#### Your task
Transcribe all the entries word for word, skipping the pictures.
□ □ □ □ □ □ □
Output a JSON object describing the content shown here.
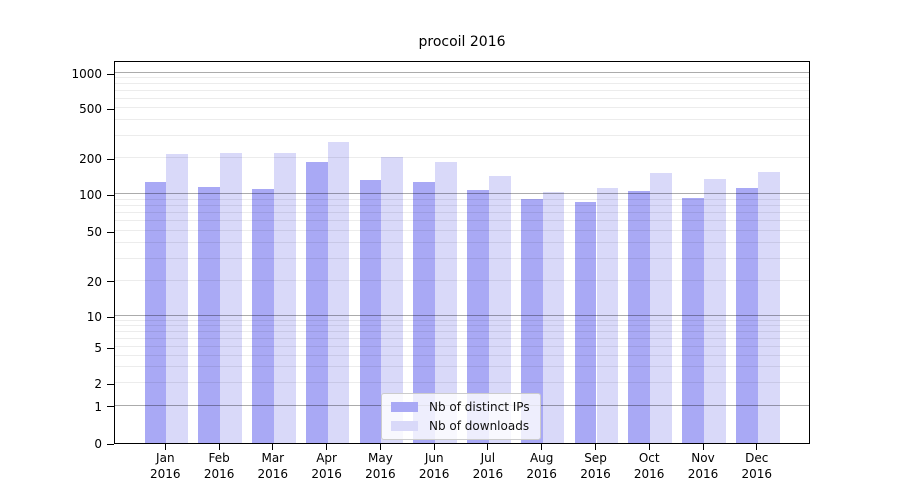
{
  "title": "procoil 2016",
  "chart_data": {
    "type": "bar",
    "title": "procoil 2016",
    "categories": [
      "Jan",
      "Feb",
      "Mar",
      "Apr",
      "May",
      "Jun",
      "Jul",
      "Aug",
      "Sep",
      "Oct",
      "Nov",
      "Dec"
    ],
    "category_year": "2016",
    "series": [
      {
        "name": "Nb of distinct IPs",
        "color": "#a9a9f5",
        "values": [
          127,
          114,
          110,
          186,
          131,
          127,
          108,
          91,
          86,
          106,
          93,
          112
        ]
      },
      {
        "name": "Nb of downloads",
        "color": "#d9d9f9",
        "values": [
          215,
          220,
          220,
          270,
          204,
          185,
          141,
          105,
          113,
          149,
          134,
          154
        ]
      }
    ],
    "xlabel": "",
    "ylabel": "",
    "yscale": "log-like (symlog, linear below 1)",
    "yticks": [
      0,
      1,
      2,
      5,
      10,
      20,
      50,
      100,
      200,
      500,
      1000
    ],
    "major_gridline_values": [
      1,
      10,
      100,
      1000
    ],
    "ylim": [
      0,
      1250
    ],
    "grid": true,
    "grid_on_top": true,
    "legend_position": "lower center"
  },
  "legend": {
    "items": [
      {
        "label": "Nb of distinct IPs",
        "color": "#a9a9f5"
      },
      {
        "label": "Nb of downloads",
        "color": "#d9d9f9"
      }
    ]
  },
  "colors": {
    "background": "#ffffff",
    "bar_distinct_ips": "#a9a9f5",
    "bar_downloads": "#d9d9f9",
    "major_grid": "#aaaaaa",
    "minor_grid": "#ebebeb",
    "axis": "#000000",
    "legend_border": "#cccccc"
  }
}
□ □ □ □ □ □ □
#### Answer for the task
Output a JSON object describing the content shown here.
{
  "title": "procoil 2016",
  "chart_data": {
    "type": "bar",
    "title": "procoil 2016",
    "categories": [
      "Jan",
      "Feb",
      "Mar",
      "Apr",
      "May",
      "Jun",
      "Jul",
      "Aug",
      "Sep",
      "Oct",
      "Nov",
      "Dec"
    ],
    "category_year": "2016",
    "series": [
      {
        "name": "Nb of distinct IPs",
        "color": "#a9a9f5",
        "values": [
          127,
          114,
          110,
          186,
          131,
          127,
          108,
          91,
          86,
          106,
          93,
          112
        ]
      },
      {
        "name": "Nb of downloads",
        "color": "#d9d9f9",
        "values": [
          215,
          220,
          220,
          270,
          204,
          185,
          141,
          105,
          113,
          149,
          134,
          154
        ]
      }
    ],
    "xlabel": "",
    "ylabel": "",
    "yscale": "log-like (symlog, linear below 1)",
    "yticks": [
      0,
      1,
      2,
      5,
      10,
      20,
      50,
      100,
      200,
      500,
      1000
    ],
    "major_gridline_values": [
      1,
      10,
      100,
      1000
    ],
    "ylim": [
      0,
      1250
    ],
    "grid": true,
    "grid_on_top": true,
    "legend_position": "lower center"
  },
  "legend": {
    "items": [
      {
        "label": "Nb of distinct IPs",
        "color": "#a9a9f5"
      },
      {
        "label": "Nb of downloads",
        "color": "#d9d9f9"
      }
    ]
  },
  "colors": {
    "background": "#ffffff",
    "bar_distinct_ips": "#a9a9f5",
    "bar_downloads": "#d9d9f9",
    "major_grid": "#aaaaaa",
    "minor_grid": "#ebebeb",
    "axis": "#000000",
    "legend_border": "#cccccc"
  }
}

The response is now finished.